BEGIN ITEMS

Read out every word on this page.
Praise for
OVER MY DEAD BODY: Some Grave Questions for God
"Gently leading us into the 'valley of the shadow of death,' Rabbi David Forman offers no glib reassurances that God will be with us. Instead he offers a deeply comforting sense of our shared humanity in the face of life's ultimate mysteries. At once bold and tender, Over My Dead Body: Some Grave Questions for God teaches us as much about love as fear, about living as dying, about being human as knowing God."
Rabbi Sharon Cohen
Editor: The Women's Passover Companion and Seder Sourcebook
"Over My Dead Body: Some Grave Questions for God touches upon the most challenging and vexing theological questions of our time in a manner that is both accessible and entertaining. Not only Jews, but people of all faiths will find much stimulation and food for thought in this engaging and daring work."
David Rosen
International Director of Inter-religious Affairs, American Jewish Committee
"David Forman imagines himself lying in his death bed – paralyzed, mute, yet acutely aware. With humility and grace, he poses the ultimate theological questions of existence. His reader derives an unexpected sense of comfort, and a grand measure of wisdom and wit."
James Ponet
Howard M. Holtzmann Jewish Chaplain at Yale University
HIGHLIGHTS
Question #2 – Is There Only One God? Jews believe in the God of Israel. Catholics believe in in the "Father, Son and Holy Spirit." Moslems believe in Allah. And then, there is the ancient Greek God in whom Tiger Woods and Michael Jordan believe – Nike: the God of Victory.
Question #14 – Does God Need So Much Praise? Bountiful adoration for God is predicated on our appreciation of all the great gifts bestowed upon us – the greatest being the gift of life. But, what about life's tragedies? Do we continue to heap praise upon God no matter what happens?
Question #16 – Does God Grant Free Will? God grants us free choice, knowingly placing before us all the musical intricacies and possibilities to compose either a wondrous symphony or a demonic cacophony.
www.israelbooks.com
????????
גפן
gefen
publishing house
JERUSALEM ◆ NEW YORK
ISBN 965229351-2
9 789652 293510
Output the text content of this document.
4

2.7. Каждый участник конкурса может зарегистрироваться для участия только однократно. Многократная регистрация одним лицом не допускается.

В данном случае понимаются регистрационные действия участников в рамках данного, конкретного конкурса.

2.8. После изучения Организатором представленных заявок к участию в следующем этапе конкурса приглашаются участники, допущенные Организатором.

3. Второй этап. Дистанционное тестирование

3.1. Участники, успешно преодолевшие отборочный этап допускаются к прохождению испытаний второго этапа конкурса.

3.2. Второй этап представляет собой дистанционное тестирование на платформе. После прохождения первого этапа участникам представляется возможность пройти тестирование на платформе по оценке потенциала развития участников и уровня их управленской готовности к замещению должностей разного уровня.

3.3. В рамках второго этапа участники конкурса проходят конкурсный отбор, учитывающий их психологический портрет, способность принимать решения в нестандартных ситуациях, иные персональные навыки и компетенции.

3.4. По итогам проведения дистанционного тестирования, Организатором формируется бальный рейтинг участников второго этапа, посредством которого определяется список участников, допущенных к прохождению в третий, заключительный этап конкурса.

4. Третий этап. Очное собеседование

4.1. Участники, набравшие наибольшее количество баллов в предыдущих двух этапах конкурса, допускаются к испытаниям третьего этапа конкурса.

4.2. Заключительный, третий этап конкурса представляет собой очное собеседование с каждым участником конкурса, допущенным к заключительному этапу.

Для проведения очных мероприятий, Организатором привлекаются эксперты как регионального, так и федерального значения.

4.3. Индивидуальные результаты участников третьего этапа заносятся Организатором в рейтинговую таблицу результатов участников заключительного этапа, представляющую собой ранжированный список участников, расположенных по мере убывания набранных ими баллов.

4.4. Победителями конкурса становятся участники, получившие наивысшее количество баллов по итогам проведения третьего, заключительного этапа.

END ITEMS

__TASK__
List every line above that holds the word "Второй".

__RESPONSE FOR THIS EXERCISE__
3. Второй этап. Дистанционное тестирование
3.2. Второй этап представляет собой дистанционное тестирование на платформе. После прохождения первого этапа участникам представляется возможность пройти тестирование на платформе по оценке потенциала развития участников и уровня их управленской готовности к замещению должностей разного уровня.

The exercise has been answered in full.